• TEXT SECTION
Ion exchange or chemical tempering is a process where diffusion promotes an exchange of cations between the molten bath and the glass composition. If small-sized cations from the glass composition (such as Li⁺) are replaced by larger cations from the bath (like K⁺), then the glass structure becomes “stuffed” and compressive forces are inserted into the glass surface. In order to avoid relaxation, this process must occur below the glass transition [10]. In recent years, several reviews on this topic have been published [11,12,13,14,15,16].

• CHALLENGE A
From the text on ion exchange, pull out the part that begins at the words "Ion exchange or" and stops after "been published [11,12,13,14,15,16].".

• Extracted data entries
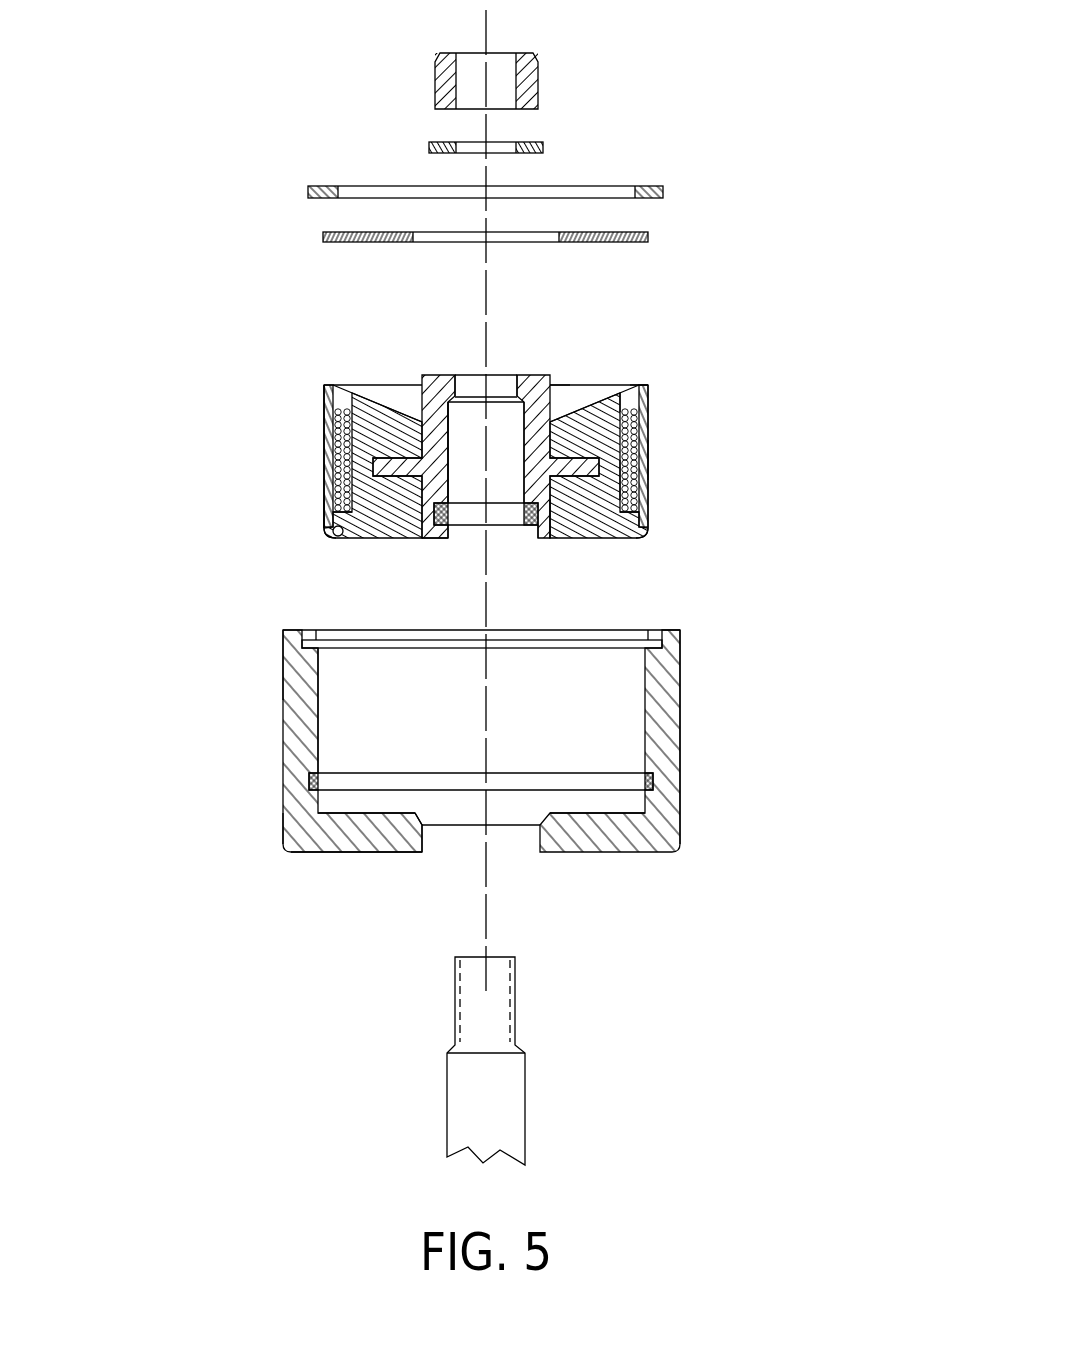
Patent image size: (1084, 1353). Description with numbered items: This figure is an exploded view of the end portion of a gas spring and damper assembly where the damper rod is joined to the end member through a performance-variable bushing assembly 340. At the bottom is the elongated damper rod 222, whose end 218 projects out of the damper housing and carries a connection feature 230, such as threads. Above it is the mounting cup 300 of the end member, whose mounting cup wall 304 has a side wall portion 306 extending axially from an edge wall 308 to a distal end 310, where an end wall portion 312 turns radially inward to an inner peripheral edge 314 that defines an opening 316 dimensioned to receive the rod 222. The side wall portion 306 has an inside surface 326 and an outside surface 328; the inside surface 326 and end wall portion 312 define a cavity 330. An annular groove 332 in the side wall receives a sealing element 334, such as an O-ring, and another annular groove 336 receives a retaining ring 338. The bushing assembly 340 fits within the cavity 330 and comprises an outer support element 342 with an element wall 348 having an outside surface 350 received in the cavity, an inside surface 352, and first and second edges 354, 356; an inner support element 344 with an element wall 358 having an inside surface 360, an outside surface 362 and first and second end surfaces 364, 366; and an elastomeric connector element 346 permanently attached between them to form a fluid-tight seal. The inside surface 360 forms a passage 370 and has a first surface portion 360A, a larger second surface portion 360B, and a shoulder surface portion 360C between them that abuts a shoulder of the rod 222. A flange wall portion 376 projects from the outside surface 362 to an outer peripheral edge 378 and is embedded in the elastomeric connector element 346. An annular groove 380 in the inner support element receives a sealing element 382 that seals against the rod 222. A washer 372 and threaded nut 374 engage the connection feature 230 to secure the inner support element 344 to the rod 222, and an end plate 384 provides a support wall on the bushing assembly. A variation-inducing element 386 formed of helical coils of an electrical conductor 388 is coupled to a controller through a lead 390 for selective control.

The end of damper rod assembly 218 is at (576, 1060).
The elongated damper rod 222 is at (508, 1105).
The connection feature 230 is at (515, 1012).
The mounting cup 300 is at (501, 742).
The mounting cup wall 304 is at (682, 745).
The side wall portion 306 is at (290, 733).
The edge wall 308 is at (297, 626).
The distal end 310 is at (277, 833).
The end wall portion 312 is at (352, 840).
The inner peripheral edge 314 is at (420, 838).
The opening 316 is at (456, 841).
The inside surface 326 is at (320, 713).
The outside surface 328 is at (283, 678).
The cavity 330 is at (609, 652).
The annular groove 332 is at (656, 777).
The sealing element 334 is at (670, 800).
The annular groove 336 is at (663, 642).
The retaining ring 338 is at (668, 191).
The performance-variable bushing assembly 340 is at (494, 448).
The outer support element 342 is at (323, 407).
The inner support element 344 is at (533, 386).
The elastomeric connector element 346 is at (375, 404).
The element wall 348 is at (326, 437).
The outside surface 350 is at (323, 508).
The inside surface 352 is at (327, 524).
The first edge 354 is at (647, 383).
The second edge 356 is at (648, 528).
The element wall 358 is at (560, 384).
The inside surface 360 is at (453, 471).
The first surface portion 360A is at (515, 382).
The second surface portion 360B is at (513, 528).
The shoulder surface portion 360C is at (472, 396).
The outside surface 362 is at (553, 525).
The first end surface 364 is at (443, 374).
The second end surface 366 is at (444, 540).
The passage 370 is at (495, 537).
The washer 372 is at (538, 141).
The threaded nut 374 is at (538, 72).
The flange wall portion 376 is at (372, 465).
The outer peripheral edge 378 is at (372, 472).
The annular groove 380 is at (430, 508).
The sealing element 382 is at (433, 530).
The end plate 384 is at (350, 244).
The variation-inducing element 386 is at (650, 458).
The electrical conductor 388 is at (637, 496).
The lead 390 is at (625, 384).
==
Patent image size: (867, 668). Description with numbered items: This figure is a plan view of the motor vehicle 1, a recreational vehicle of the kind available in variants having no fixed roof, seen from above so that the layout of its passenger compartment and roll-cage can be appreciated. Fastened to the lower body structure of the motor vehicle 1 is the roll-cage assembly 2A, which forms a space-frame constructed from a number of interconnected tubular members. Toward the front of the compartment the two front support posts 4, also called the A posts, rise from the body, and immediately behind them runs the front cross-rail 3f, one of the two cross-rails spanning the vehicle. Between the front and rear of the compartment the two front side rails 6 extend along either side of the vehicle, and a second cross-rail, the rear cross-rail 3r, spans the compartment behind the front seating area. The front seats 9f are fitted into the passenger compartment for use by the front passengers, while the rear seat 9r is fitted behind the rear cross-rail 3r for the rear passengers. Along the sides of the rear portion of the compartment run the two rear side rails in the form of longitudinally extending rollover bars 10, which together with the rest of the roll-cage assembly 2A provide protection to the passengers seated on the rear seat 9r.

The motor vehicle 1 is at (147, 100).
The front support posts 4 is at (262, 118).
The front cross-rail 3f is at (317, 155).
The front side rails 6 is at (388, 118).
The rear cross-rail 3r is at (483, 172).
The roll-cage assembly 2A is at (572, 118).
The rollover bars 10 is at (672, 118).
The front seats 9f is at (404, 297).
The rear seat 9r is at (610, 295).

• CHALLENGE B
Extract every line of the rows above that has the word "rear" in it.

• EXPECTED OUTPUT A
Ion exchange or chemical tempering is a process where diffusion promotes an exchange of cations between the molten bath and the glass composition. If small-sized cations from the glass composition (such as Li⁺) are replaced by larger cations from the bath (like K⁺), then the glass structure becomes “stuffed” and compressive forces are inserted into the glass surface. In order to avoid relaxation, this process must occur below the glass transition [10]. In recent years, several reviews on this topic have been published [11,12,13,14,15,16].

• EXPECTED OUTPUT B
Patent image size: (867, 668). Description with numbered items: This figure is a plan view of the motor vehicle 1, a recreational vehicle of the kind available in variants having no fixed roof, seen from above so that the layout of its passenger compartment and roll-cage can be appreciated. Fastened to the lower body structure of the motor vehicle 1 is the roll-cage assembly 2A, which forms a space-frame constructed from a number of interconnected tubular members. Toward the front of the compartment the two front support posts 4, also called the A posts, rise from the body, and immediately behind them runs the front cross-rail 3f, one of the two cross-rails spanning the vehicle. Between the front and rear of the compartment the two front side rails 6 extend along either side of the vehicle, and a second cross-rail, the rear cross-rail 3r, spans the compartment behind the front seating area. The front seats 9f are fitted into the passenger compartment for use by the front passengers, while the rear seat 9r is fitted behind the rear cross-rail 3r for the rear passengers. Along the sides of the rear portion of the compartment run the two rear side rails in the form of longitudinally extending rollover bars 10, which together with the rest of the roll-cage assembly 2A provide protection to the passengers seated on the rear seat 9r.
The rear cross-rail 3r is at (483, 172).
The rear seat 9r is at (610, 295).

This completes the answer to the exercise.